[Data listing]
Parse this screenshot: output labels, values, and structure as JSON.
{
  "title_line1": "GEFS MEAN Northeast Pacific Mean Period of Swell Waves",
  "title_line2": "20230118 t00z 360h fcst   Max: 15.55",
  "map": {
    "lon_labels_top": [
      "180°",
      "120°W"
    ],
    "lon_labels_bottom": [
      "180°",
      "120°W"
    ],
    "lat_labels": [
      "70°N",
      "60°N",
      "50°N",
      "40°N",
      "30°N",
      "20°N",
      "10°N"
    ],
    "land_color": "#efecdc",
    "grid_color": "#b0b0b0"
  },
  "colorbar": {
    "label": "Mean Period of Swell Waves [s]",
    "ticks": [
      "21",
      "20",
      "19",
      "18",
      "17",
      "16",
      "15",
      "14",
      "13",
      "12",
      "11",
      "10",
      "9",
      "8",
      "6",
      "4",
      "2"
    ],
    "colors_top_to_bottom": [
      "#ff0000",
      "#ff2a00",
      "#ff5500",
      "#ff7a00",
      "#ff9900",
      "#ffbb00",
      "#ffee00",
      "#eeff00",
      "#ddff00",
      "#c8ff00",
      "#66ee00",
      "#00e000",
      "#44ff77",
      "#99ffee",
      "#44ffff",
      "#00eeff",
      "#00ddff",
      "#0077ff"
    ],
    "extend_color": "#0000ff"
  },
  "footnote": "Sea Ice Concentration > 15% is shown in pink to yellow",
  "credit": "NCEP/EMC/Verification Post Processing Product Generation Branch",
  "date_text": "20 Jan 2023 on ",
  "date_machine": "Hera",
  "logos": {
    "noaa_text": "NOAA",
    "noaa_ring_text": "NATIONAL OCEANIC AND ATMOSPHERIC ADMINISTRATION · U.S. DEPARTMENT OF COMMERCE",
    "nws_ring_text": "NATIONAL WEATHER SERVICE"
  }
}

TASK REQUIREMENTS ▸
From the listing above, collect every line that mentions the word "Swell".

FULL RESPONSE ▸
  "title_line1": "GEFS MEAN Northeast Pacific Mean Period of Swell Waves",
    "label": "Mean Period of Swell Waves [s]",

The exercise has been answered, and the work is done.